**Material for this task**
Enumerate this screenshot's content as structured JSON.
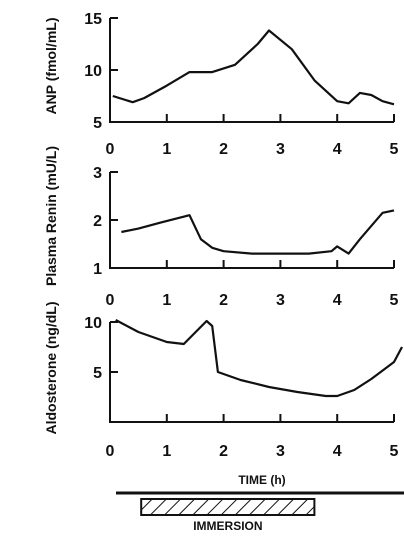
{
  "chart_data": [
    {
      "type": "line",
      "ylabel": "ANP (fmol/mL)",
      "xlim": [
        0,
        5
      ],
      "ylim": [
        5,
        15
      ],
      "yticks": [
        5,
        10,
        15
      ],
      "xticks": [
        0,
        1,
        2,
        3,
        4,
        5
      ],
      "series": [
        {
          "x": [
            0.05,
            0.4,
            0.6,
            1.0,
            1.4,
            1.8,
            2.2,
            2.6,
            2.8,
            3.2,
            3.6,
            4.0,
            4.2,
            4.4,
            4.6,
            4.8,
            5.0
          ],
          "y": [
            7.5,
            6.9,
            7.3,
            8.5,
            9.8,
            9.8,
            10.5,
            12.5,
            13.8,
            12.0,
            9.0,
            7.0,
            6.8,
            7.8,
            7.6,
            7.0,
            6.7
          ]
        }
      ]
    },
    {
      "type": "line",
      "ylabel": "Plasma Renin (mU/L)",
      "xlim": [
        0,
        5
      ],
      "ylim": [
        1,
        3
      ],
      "yticks": [
        1,
        2,
        3
      ],
      "xticks": [
        0,
        1,
        2,
        3,
        4,
        5
      ],
      "series": [
        {
          "x": [
            0.2,
            0.5,
            0.9,
            1.4,
            1.6,
            1.8,
            2.0,
            2.5,
            3.0,
            3.5,
            3.9,
            4.0,
            4.2,
            4.4,
            4.8,
            5.0
          ],
          "y": [
            1.75,
            1.82,
            1.95,
            2.1,
            1.6,
            1.42,
            1.35,
            1.3,
            1.3,
            1.3,
            1.35,
            1.45,
            1.3,
            1.6,
            2.15,
            2.2
          ]
        }
      ]
    },
    {
      "type": "line",
      "ylabel": "Aldosterone (ng/dL)",
      "xlim": [
        0,
        5
      ],
      "ylim": [
        0,
        10
      ],
      "yticks": [
        5,
        10
      ],
      "xticks": [
        0,
        1,
        2,
        3,
        4,
        5
      ],
      "xlabel": "TIME (h)",
      "series": [
        {
          "x": [
            0.1,
            0.5,
            1.0,
            1.3,
            1.7,
            1.8,
            1.9,
            2.3,
            2.8,
            3.3,
            3.8,
            4.0,
            4.3,
            4.6,
            5.0,
            5.2
          ],
          "y": [
            10.2,
            9.0,
            8.0,
            7.8,
            10.1,
            9.6,
            5.0,
            4.2,
            3.5,
            3.0,
            2.6,
            2.6,
            3.2,
            4.3,
            6.0,
            7.5
          ]
        }
      ]
    }
  ],
  "immersion_bar": {
    "label": "IMMERSION",
    "start": 0.55,
    "end": 3.6
  }
}
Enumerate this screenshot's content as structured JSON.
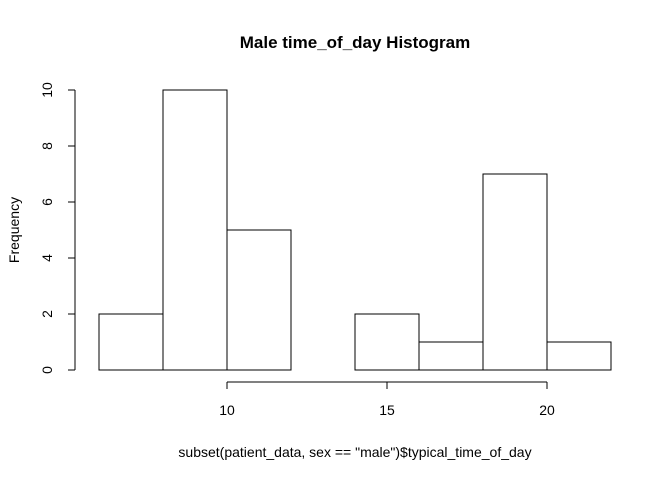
{
  "chart_data": {
    "type": "bar",
    "title": "Male time_of_day Histogram",
    "xlabel": "subset(patient_data, sex == \"male\")$typical_time_of_day",
    "ylabel": "Frequency",
    "bins": [
      {
        "x0": 6,
        "x1": 8,
        "count": 2
      },
      {
        "x0": 8,
        "x1": 10,
        "count": 10
      },
      {
        "x0": 10,
        "x1": 12,
        "count": 5
      },
      {
        "x0": 12,
        "x1": 14,
        "count": 0
      },
      {
        "x0": 14,
        "x1": 16,
        "count": 2
      },
      {
        "x0": 16,
        "x1": 18,
        "count": 1
      },
      {
        "x0": 18,
        "x1": 20,
        "count": 7
      },
      {
        "x0": 20,
        "x1": 22,
        "count": 1
      }
    ],
    "xticks": [
      10,
      15,
      20
    ],
    "xtick_labels": [
      "10",
      "15",
      "20"
    ],
    "yticks": [
      0,
      2,
      4,
      6,
      8,
      10
    ],
    "ytick_labels": [
      "0",
      "2",
      "4",
      "6",
      "8",
      "10"
    ],
    "xlim": [
      6,
      22
    ],
    "ylim": [
      0,
      10
    ],
    "grid": false,
    "legend": "none",
    "bar_fill": "#ffffff",
    "bar_stroke": "#000000"
  }
}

**Exercise**
Every line should be retyped exactly, with the pictures omitted.

**Written solution**
Enumerate this screenshot's content as structured JSON.
{
  "chart_data": [
    {
      "type": "line",
      "ylabel": "ANP (fmol/mL)",
      "xlim": [
        0,
        5
      ],
      "ylim": [
        5,
        15
      ],
      "yticks": [
        5,
        10,
        15
      ],
      "xticks": [
        0,
        1,
        2,
        3,
        4,
        5
      ],
      "series": [
        {
          "x": [
            0.05,
            0.4,
            0.6,
            1.0,
            1.4,
            1.8,
            2.2,
            2.6,
            2.8,
            3.2,
            3.6,
            4.0,
            4.2,
            4.4,
            4.6,
            4.8,
            5.0
          ],
          "y": [
            7.5,
            6.9,
            7.3,
            8.5,
            9.8,
            9.8,
            10.5,
            12.5,
            13.8,
            12.0,
            9.0,
            7.0,
            6.8,
            7.8,
            7.6,
            7.0,
            6.7
          ]
        }
      ]
    },
    {
      "type": "line",
      "ylabel": "Plasma Renin (mU/L)",
      "xlim": [
        0,
        5
      ],
      "ylim": [
        1,
        3
      ],
      "yticks": [
        1,
        2,
        3
      ],
      "xticks": [
        0,
        1,
        2,
        3,
        4,
        5
      ],
      "series": [
        {
          "x": [
            0.2,
            0.5,
            0.9,
            1.4,
            1.6,
            1.8,
            2.0,
            2.5,
            3.0,
            3.5,
            3.9,
            4.0,
            4.2,
            4.4,
            4.8,
            5.0
          ],
          "y": [
            1.75,
            1.82,
            1.95,
            2.1,
            1.6,
            1.42,
            1.35,
            1.3,
            1.3,
            1.3,
            1.35,
            1.45,
            1.3,
            1.6,
            2.15,
            2.2
          ]
        }
      ]
    },
    {
      "type": "line",
      "ylabel": "Aldosterone (ng/dL)",
      "xlim": [
        0,
        5
      ],
      "ylim": [
        0,
        10
      ],
      "yticks": [
        5,
        10
      ],
      "xticks": [
        0,
        1,
        2,
        3,
        4,
        5
      ],
      "xlabel": "TIME (h)",
      "series": [
        {
          "x": [
            0.1,
            0.5,
            1.0,
            1.3,
            1.7,
            1.8,
            1.9,
            2.3,
            2.8,
            3.3,
            3.8,
            4.0,
            4.3,
            4.6,
            5.0,
            5.2
          ],
          "y": [
            10.2,
            9.0,
            8.0,
            7.8,
            10.1,
            9.6,
            5.0,
            4.2,
            3.5,
            3.0,
            2.6,
            2.6,
            3.2,
            4.3,
            6.0,
            7.5
          ]
        }
      ]
    }
  ],
  "immersion_bar": {
    "label": "IMMERSION",
    "start": 0.55,
    "end": 3.6
  }
}
Enumerate this screenshot's content as structured JSON.
{
  "chart_data": {
    "type": "bar",
    "title": "Male time_of_day Histogram",
    "xlabel": "subset(patient_data, sex == \"male\")$typical_time_of_day",
    "ylabel": "Frequency",
    "bins": [
      {
        "x0": 6,
        "x1": 8,
        "count": 2
      },
      {
        "x0": 8,
        "x1": 10,
        "count": 10
      },
      {
        "x0": 10,
        "x1": 12,
        "count": 5
      },
      {
        "x0": 12,
        "x1": 14,
        "count": 0
      },
      {
        "x0": 14,
        "x1": 16,
        "count": 2
      },
      {
        "x0": 16,
        "x1": 18,
        "count": 1
      },
      {
        "x0": 18,
        "x1": 20,
        "count": 7
      },
      {
        "x0": 20,
        "x1": 22,
        "count": 1
      }
    ],
    "xticks": [
      10,
      15,
      20
    ],
    "xtick_labels": [
      "10",
      "15",
      "20"
    ],
    "yticks": [
      0,
      2,
      4,
      6,
      8,
      10
    ],
    "ytick_labels": [
      "0",
      "2",
      "4",
      "6",
      "8",
      "10"
    ],
    "xlim": [
      6,
      22
    ],
    "ylim": [
      0,
      10
    ],
    "grid": false,
    "legend": "none",
    "bar_fill": "#ffffff",
    "bar_stroke": "#000000"
  }
}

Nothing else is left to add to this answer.